▶ What you should do
Turn everything from the line containing "List UI elements" down to the line containing "bar: [153, 255, 204, 335]" into a numbered list, both of those lines included and blank lines dropped. Leave out the pictures.

▶ Records shown
*-*-*

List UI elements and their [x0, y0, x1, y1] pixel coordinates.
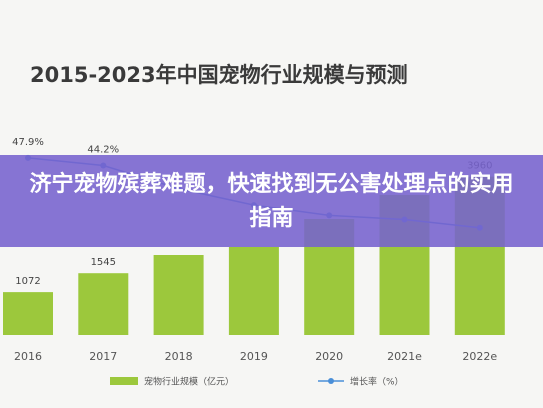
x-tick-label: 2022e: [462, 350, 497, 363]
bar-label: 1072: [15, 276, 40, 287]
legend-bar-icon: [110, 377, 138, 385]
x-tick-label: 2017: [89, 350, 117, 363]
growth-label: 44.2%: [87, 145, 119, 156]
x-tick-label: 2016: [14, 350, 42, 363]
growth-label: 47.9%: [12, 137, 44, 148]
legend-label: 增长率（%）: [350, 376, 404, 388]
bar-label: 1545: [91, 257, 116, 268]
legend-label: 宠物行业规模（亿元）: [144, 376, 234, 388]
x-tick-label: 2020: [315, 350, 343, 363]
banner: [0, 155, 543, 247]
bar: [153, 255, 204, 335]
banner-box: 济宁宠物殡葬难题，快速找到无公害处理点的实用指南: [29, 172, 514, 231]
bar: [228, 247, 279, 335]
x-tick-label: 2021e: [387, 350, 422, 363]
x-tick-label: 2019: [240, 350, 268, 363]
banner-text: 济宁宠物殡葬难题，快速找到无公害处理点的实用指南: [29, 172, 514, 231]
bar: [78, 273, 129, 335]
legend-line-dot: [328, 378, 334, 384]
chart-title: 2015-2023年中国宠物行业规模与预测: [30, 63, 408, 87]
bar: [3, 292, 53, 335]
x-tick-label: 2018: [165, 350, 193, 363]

*-*-*

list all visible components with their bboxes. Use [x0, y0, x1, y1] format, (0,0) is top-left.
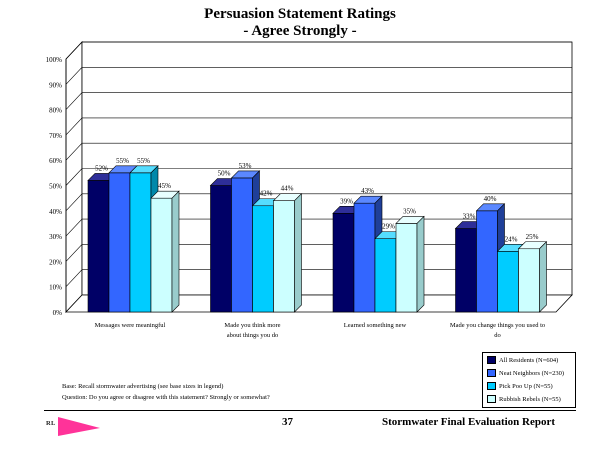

*-*-*

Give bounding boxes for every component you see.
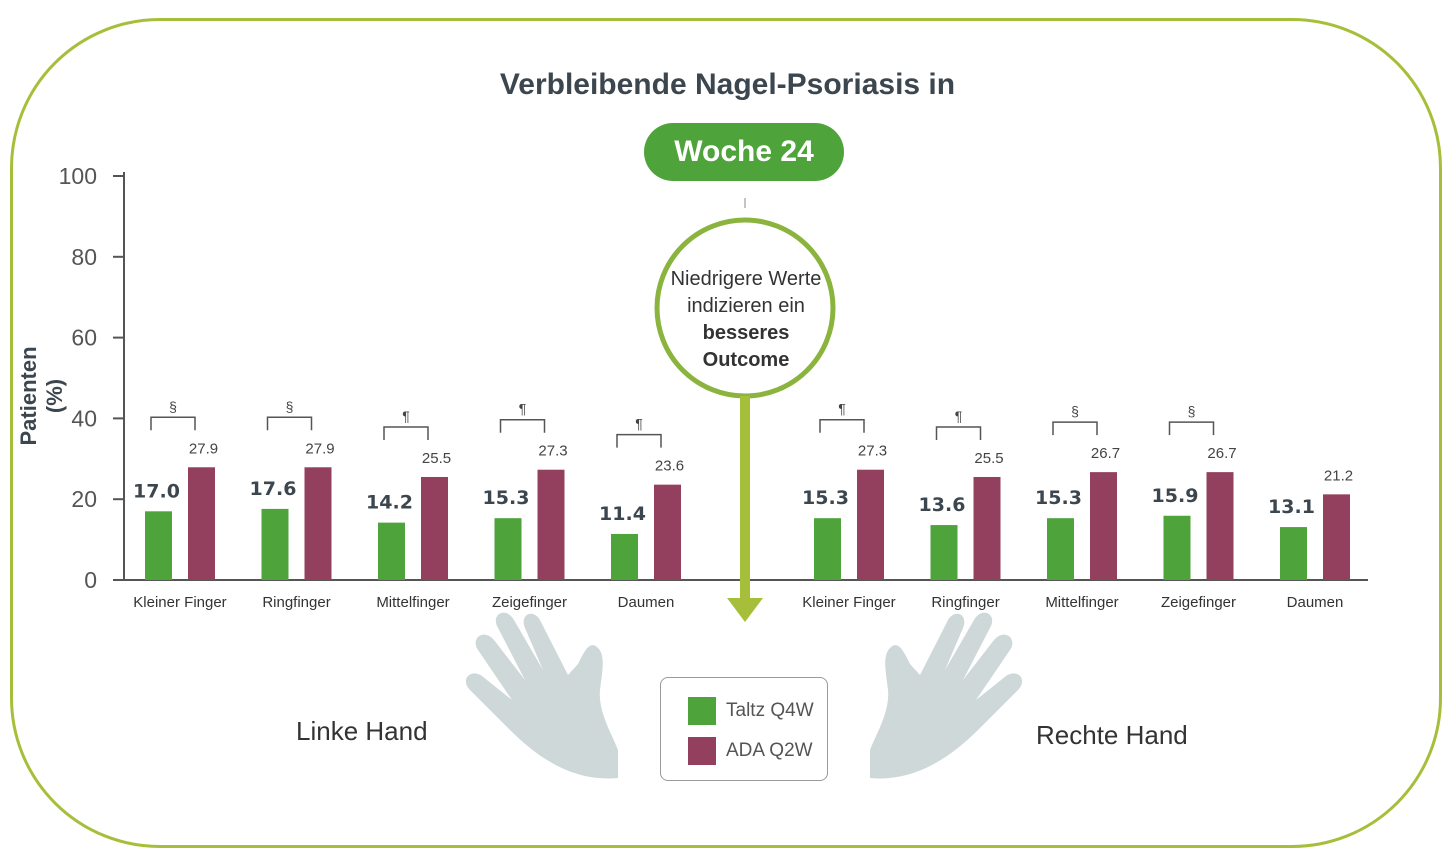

*-*-*

▶ The output
1. List UI elements and their [x0, y0, x1, y1] pixel coordinates.
2. x-tick-label: 2022e: [462, 350, 497, 363]
3. bar-label: 1072: [15, 276, 40, 287]
4. legend-bar-icon: [110, 377, 138, 385]
5. x-tick-label: 2017: [89, 350, 117, 363]
6. growth-label: 44.2%: [87, 145, 119, 156]
7. x-tick-label: 2016: [14, 350, 42, 363]
8. growth-label: 47.9%: [12, 137, 44, 148]
9. legend-label: 增长率（%）: [350, 376, 404, 388]
10. bar-label: 1545: [91, 257, 116, 268]
11. legend-label: 宠物行业规模（亿元）: [144, 376, 234, 388]
12. x-tick-label: 2020: [315, 350, 343, 363]
13. banner: [0, 155, 543, 247]
14. bar: [153, 255, 204, 335]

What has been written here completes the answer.